### WHAT YOU HAVE TO DO:
Below are records. Copy every line with "номер" in it.

(Items listed in a dataset)

* Start *

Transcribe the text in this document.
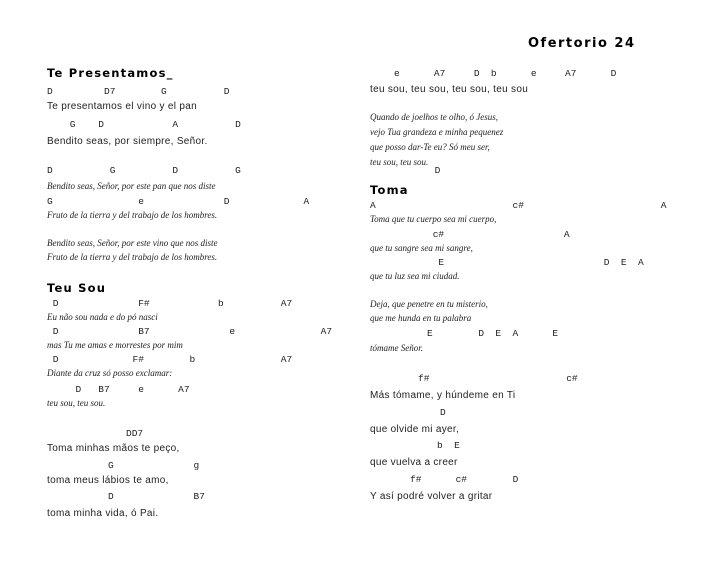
Ofertorio 24
Te Presentamos_
D         D7        G          D
Te presentamos el vino y el pan
G    D            A          D
Bendito seas, por siempre, Señor.
D          G          D          G                                  D
Bendito seas, Señor, por este pan que nos diste
G               e              D             A
Fruto de la tierra y del trabajo de los hombres.
Bendito seas, Señor, por este vino que nos diste
Fruto de la tierra y del trabajo de los hombres.
Teu Sou
D              F#            b          A7
Eu não sou nada e do pó nasci
D              B7              e               A7
mas Tu me amas e morrestes por mim
D             F#        b               A7
Diante da cruz só posso exclamar:
D   B7     e      A7
teu sou, teu sou.
DD7
Toma minhas mãos te peço,
G              g
toma meus lábios te amo,
D              B7
toma minha vida, ó Pai.
e      A7     D  b      e     A7      D
teu sou, teu sou, teu sou, teu sou
Quando de joelhos te olho, ó Jesus,
vejo Tua grandeza e minha pequenez
que posso dar-Te eu? Só meu ser,
teu sou, teu sou.
Toma
A                        c#                        A
Toma que tu cuerpo sea mi cuerpo,
c#                     A
que tu sangre sea mi sangre,
E                            D  E  A
que tu luz sea mi ciudad.
Deja, que penetre en tu misterio,
que me hunda en tu palabra
E        D  E  A      E
tómame Señor.
f#                        c#
Más tómame, y húndeme en Ti
D
que olvide mi ayer,
b  E
que vuelva a creer
f#      c#        D
Y así podré volver a gritar
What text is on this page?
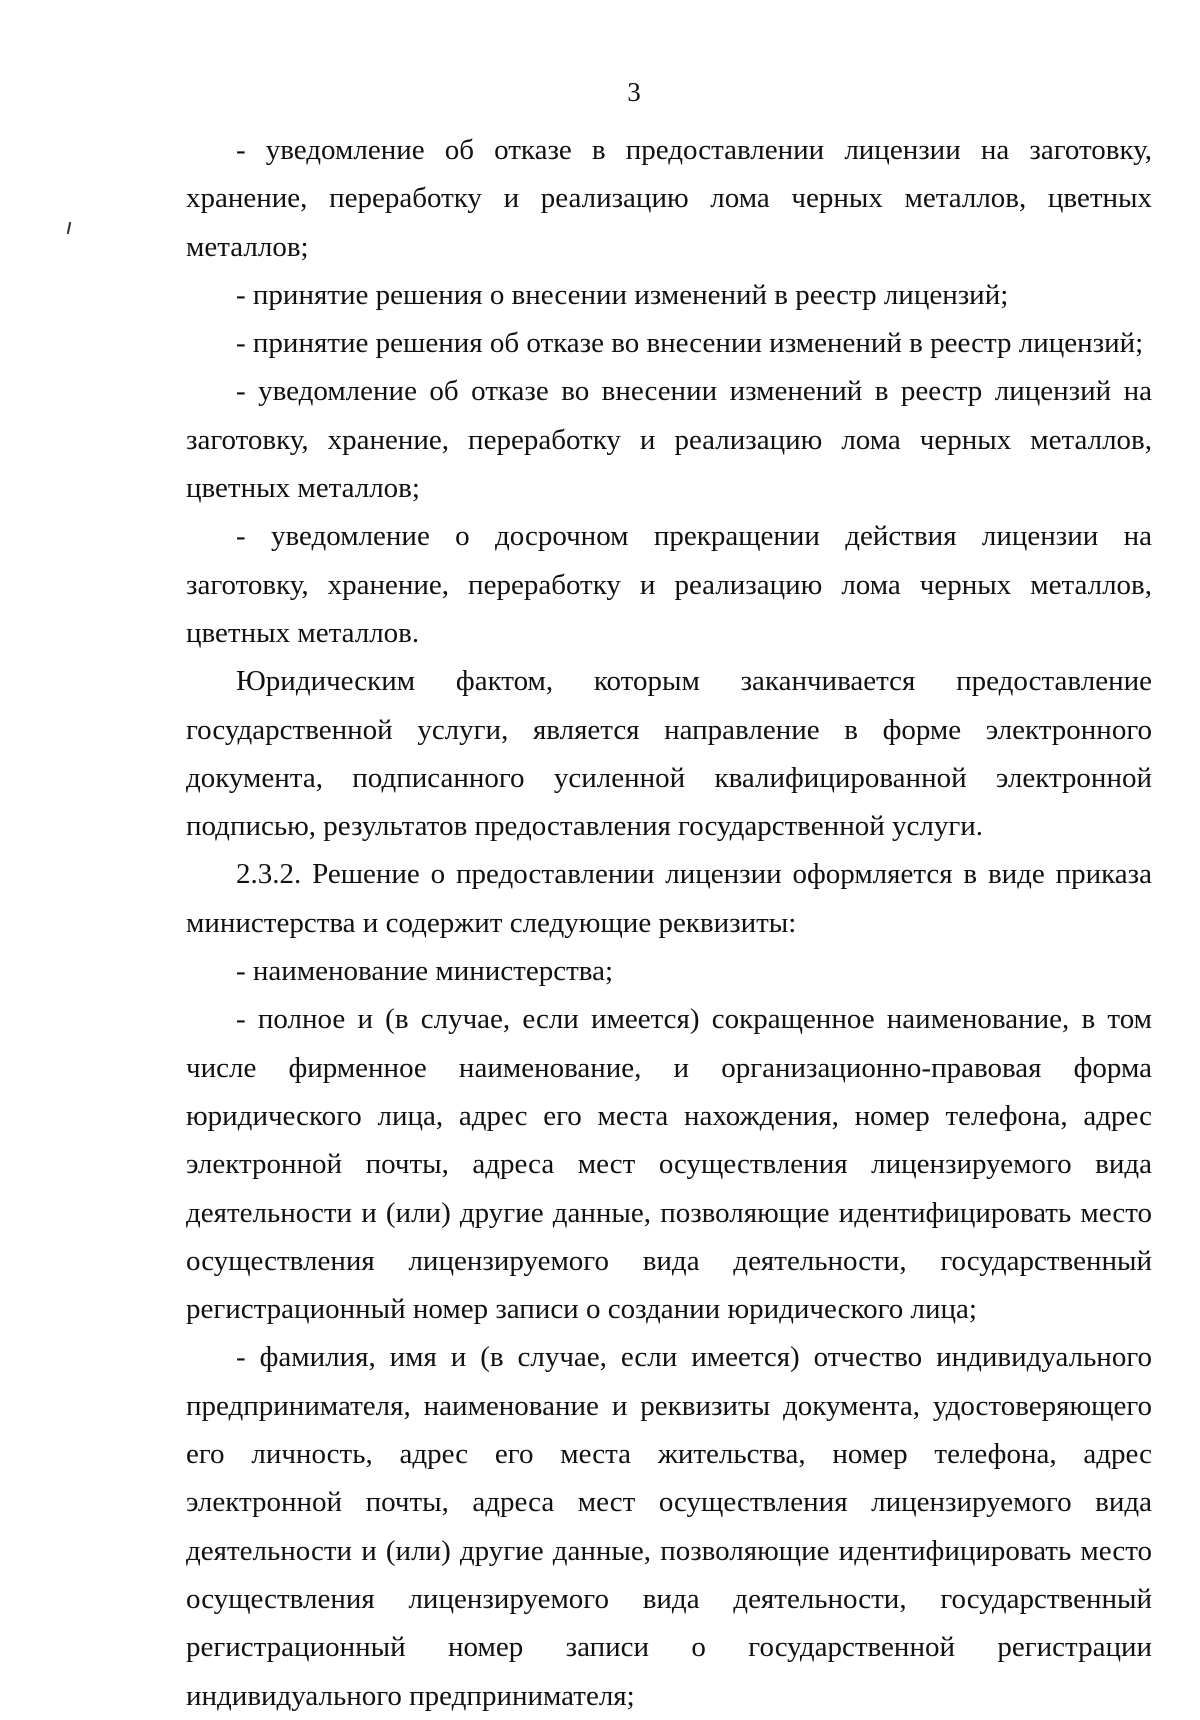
3

- уведомление об отказе в предоставлении лицензии на заготовку, хранение, переработку и реализацию лома черных металлов, цветных металлов;

- принятие решения о внесении изменений в реестр лицензий;

- принятие решения об отказе во внесении изменений в реестр лицензий;

- уведомление об отказе во внесении изменений в реестр лицензий на заготовку, хранение, переработку и реализацию лома черных металлов, цветных металлов;

- уведомление о досрочном прекращении действия лицензии на заготовку, хранение, переработку и реализацию лома черных металлов, цветных металлов.

Юридическим фактом, которым заканчивается предоставление государственной услуги, является направление в форме электронного документа, подписанного усиленной квалифицированной электронной подписью, результатов предоставления государственной услуги.

2.3.2. Решение о предоставлении лицензии оформляется в виде приказа министерства и содержит следующие реквизиты:

- наименование министерства;

- полное и (в случае, если имеется) сокращенное наименование, в том числе фирменное наименование, и организационно-правовая форма юридического лица, адрес его места нахождения, номер телефона, адрес электронной почты, адреса мест осуществления лицензируемого вида деятельности и (или) другие данные, позволяющие идентифицировать место осуществления лицензируемого вида деятельности, государственный регистрационный номер записи о создании юридического лица;

- фамилия, имя и (в случае, если имеется) отчество индивидуального предпринимателя, наименование и реквизиты документа, удостоверяющего его личность, адрес его места жительства, номер телефона, адрес электронной почты, адреса мест осуществления лицензируемого вида деятельности и (или) другие данные, позволяющие идентифицировать место осуществления лицензируемого вида деятельности, государственный регистрационный номер записи о государственной регистрации индивидуального предпринимателя;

* End *

### RESULT:
- полное и (в случае, если имеется) сокращенное наименование, в том числе фирменное наименование, и организационно-правовая форма юридического лица, адрес его места нахождения, номер телефона, адрес электронной почты, адреса мест осуществления лицензируемого вида деятельности и (или) другие данные, позволяющие идентифицировать место осуществления лицензируемого вида деятельности, государственный регистрационный номер записи о создании юридического лица;
- фамилия, имя и (в случае, если имеется) отчество индивидуального предпринимателя, наименование и реквизиты документа, удостоверяющего его личность, адрес его места жительства, номер телефона, адрес электронной почты, адреса мест осуществления лицензируемого вида деятельности и (или) другие данные, позволяющие идентифицировать место осуществления лицензируемого вида деятельности, государственный регистрационный номер записи о государственной регистрации индивидуального предпринимателя;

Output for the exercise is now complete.